EXERCISE REQUIREMENTS: For the listing below, give the count of lines containing the string "this" and nothing else.

|---|

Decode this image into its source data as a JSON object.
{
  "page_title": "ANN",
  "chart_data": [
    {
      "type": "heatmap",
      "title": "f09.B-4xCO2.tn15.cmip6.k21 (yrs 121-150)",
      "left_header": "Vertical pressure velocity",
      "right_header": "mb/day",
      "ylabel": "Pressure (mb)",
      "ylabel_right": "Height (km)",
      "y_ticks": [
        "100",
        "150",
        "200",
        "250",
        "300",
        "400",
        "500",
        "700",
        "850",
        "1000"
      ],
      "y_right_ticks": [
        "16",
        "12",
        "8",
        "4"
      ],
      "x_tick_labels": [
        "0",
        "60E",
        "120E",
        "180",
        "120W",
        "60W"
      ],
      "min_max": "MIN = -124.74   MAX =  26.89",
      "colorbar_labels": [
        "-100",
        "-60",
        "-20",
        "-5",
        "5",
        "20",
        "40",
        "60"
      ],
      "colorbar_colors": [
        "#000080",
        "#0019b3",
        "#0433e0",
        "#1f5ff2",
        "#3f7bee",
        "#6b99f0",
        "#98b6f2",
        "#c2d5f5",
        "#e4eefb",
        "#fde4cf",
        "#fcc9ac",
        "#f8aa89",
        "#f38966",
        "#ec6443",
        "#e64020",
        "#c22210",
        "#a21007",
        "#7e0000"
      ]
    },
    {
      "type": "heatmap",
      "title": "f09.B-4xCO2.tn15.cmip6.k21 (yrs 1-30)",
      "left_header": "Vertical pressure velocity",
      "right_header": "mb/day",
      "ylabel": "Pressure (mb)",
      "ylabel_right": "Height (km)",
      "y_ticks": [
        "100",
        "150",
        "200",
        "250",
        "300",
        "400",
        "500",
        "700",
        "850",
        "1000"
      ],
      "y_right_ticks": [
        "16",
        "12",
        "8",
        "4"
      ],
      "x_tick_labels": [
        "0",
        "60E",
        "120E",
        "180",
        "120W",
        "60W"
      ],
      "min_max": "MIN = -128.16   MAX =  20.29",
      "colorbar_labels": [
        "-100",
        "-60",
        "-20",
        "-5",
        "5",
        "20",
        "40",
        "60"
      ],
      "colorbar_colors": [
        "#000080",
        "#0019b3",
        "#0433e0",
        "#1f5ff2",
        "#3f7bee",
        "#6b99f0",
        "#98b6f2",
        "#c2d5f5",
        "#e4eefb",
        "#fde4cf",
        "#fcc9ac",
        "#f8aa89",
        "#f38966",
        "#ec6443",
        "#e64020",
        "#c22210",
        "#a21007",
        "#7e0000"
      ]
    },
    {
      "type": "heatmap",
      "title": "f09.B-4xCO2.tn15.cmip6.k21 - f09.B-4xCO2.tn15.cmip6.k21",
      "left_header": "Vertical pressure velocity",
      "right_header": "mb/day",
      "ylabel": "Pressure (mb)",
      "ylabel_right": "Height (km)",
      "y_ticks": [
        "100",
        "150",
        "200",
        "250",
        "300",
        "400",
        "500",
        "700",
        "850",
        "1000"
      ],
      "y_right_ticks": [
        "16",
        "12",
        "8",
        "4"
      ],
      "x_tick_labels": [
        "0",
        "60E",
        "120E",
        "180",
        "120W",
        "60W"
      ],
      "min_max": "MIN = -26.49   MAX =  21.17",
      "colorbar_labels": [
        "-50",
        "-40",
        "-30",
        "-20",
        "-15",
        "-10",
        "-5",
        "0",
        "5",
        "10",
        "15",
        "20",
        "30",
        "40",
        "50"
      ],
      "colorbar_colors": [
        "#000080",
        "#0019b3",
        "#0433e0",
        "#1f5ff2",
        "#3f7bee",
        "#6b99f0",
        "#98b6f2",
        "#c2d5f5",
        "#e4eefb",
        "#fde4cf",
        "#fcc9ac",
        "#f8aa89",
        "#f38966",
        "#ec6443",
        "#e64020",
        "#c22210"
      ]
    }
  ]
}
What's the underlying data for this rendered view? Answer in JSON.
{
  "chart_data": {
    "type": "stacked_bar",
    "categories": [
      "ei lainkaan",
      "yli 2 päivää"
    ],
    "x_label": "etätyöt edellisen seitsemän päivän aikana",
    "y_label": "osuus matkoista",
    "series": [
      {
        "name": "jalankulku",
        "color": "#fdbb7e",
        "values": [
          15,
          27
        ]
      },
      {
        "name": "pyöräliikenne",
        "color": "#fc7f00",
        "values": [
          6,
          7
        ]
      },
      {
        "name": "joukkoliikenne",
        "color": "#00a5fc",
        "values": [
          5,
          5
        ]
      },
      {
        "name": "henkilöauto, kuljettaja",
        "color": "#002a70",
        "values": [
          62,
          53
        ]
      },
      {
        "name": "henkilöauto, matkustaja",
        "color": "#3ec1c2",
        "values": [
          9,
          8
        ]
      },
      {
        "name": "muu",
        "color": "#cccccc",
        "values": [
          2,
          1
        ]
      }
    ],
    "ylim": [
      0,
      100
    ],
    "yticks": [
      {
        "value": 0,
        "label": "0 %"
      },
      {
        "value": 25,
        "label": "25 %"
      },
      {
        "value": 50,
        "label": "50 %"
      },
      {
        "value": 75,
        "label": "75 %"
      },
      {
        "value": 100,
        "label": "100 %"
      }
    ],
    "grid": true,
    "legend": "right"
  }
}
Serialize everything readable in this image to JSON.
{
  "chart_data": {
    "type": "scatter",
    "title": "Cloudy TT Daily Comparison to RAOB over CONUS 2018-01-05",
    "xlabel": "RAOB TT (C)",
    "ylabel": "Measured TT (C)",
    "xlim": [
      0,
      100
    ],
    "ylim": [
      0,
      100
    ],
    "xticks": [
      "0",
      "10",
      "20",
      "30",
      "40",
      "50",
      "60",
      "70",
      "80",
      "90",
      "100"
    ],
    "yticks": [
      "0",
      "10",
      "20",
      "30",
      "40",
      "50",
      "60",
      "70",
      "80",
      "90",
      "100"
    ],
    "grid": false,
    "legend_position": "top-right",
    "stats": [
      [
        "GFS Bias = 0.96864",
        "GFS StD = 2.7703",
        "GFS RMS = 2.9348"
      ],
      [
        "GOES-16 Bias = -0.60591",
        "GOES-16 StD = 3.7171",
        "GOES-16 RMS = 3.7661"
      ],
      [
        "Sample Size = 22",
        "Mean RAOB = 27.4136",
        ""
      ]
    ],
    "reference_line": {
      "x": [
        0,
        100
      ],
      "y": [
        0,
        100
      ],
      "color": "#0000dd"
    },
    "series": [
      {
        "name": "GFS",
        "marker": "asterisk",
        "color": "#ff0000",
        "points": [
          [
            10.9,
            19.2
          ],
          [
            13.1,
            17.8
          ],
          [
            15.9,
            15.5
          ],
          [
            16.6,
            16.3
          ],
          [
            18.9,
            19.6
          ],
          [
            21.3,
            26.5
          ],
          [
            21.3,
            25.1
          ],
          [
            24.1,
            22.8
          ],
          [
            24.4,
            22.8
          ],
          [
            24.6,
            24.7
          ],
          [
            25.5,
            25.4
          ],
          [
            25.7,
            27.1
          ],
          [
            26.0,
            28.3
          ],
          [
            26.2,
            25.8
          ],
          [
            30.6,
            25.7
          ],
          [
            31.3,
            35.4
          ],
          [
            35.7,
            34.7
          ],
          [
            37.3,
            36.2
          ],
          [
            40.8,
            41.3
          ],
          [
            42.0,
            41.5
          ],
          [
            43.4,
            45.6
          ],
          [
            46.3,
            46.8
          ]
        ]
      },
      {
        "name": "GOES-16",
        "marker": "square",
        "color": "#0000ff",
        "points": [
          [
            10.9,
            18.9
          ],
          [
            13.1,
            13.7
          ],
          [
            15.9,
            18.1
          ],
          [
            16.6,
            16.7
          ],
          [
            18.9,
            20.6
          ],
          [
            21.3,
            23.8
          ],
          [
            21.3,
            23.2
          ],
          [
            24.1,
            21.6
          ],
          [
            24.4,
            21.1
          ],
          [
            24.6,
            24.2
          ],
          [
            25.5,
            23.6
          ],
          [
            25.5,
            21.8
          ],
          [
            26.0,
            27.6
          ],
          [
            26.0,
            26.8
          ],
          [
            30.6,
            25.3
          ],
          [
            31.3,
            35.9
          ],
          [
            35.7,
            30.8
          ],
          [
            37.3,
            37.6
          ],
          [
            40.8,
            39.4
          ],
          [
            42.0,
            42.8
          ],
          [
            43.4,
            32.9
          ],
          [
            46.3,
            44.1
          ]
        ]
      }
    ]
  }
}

|---|

EXERCISE RESULT: 3